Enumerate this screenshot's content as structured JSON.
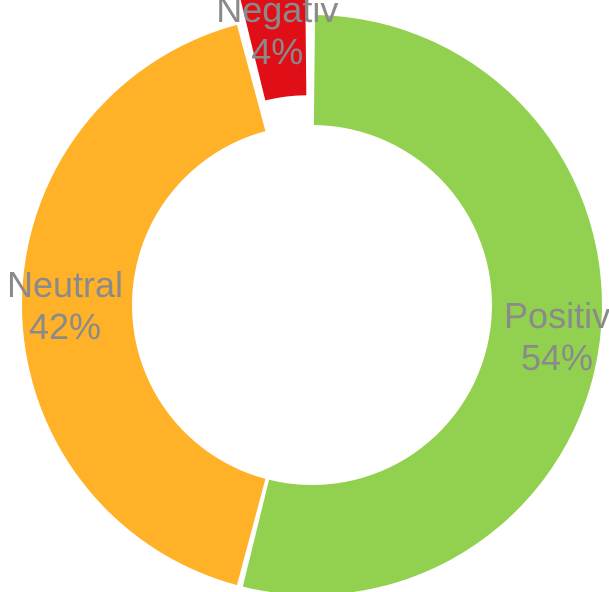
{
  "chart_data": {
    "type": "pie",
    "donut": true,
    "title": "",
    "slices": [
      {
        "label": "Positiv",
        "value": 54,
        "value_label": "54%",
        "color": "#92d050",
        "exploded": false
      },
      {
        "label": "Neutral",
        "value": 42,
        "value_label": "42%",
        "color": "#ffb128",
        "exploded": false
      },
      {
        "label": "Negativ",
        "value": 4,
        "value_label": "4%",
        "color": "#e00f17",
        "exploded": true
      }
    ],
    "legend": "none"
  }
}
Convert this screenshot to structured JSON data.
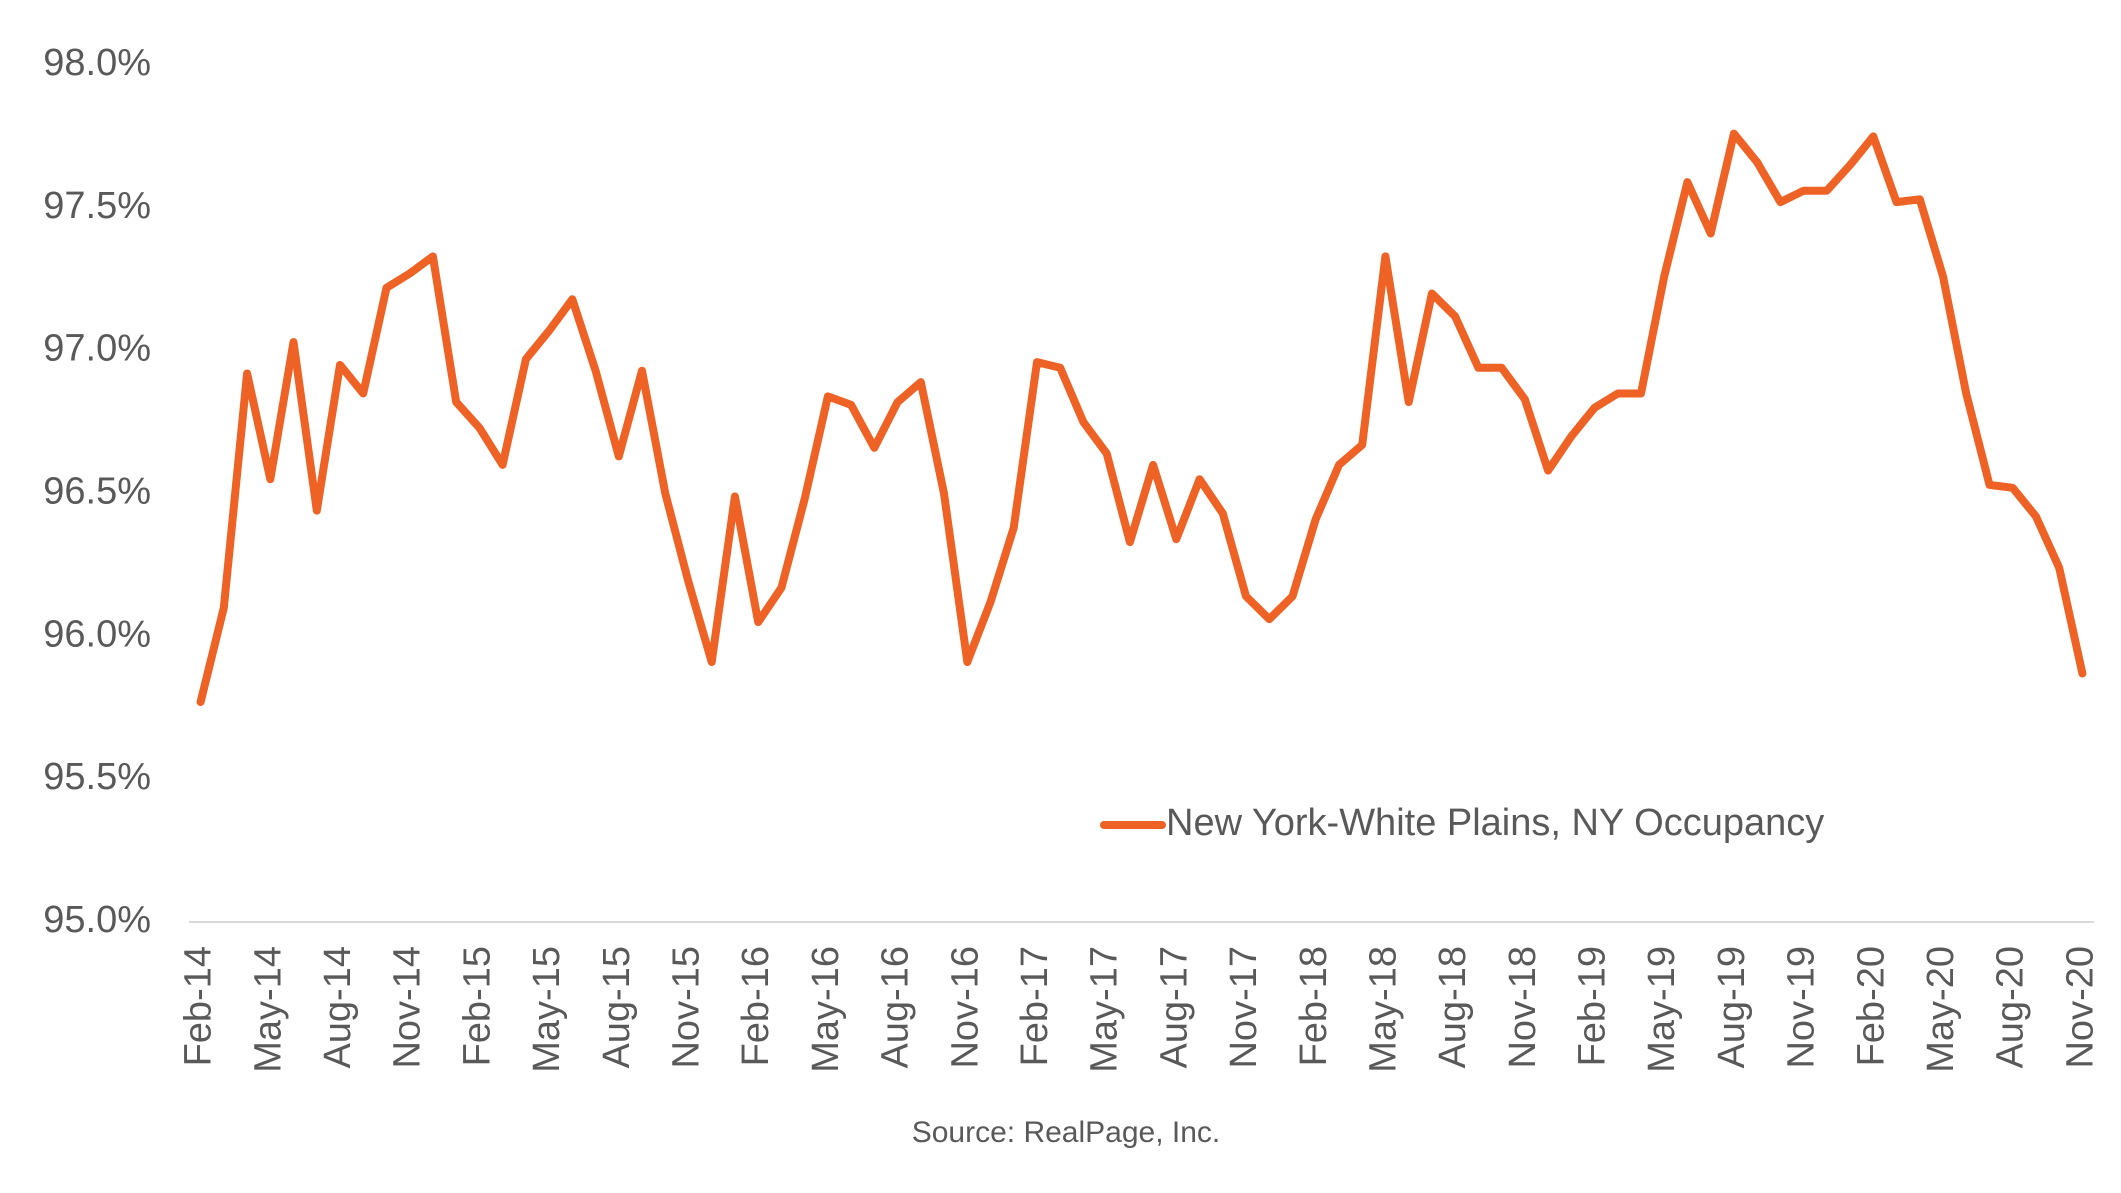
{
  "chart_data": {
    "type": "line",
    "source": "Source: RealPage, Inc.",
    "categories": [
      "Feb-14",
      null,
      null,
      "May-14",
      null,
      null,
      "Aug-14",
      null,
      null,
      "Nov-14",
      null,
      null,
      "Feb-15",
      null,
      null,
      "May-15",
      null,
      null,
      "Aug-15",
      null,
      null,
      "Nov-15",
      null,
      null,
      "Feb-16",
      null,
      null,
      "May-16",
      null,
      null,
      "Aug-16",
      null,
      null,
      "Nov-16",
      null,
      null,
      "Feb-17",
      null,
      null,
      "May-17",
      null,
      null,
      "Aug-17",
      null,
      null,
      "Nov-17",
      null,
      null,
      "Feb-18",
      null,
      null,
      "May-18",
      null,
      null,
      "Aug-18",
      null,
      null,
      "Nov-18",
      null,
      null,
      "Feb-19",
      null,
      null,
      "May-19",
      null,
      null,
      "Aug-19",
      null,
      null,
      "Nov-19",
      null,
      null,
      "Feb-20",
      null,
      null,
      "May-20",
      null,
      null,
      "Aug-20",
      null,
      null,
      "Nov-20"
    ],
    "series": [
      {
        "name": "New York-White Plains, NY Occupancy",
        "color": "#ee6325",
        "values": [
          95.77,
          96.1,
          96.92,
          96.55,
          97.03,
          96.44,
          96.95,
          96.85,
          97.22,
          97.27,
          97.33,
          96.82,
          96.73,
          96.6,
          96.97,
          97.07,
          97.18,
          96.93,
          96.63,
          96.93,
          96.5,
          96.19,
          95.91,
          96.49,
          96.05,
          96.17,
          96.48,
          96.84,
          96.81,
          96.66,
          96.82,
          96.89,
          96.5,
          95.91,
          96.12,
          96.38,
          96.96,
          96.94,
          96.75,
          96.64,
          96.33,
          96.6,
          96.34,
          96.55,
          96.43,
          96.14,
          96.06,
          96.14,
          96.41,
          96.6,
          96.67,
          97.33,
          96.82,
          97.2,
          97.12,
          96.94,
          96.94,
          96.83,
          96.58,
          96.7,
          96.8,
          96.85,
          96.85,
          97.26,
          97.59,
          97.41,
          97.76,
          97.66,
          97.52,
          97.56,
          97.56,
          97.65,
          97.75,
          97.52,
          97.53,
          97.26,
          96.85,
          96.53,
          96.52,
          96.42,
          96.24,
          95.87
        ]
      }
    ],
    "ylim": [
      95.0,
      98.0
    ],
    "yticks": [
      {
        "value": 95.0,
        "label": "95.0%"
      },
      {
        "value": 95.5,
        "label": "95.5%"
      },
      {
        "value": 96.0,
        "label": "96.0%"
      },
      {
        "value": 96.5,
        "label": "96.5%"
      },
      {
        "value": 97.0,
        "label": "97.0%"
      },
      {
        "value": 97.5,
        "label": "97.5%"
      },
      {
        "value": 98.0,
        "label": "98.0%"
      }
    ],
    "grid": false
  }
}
# # # # #
* **Directive**: Take every line from the data above that holds "color" and copy it out.

* **Solved problem**:
        "color": "#92d050",
        "color": "#ffb128",
        "color": "#e00f17",
        "color": "#ee6325",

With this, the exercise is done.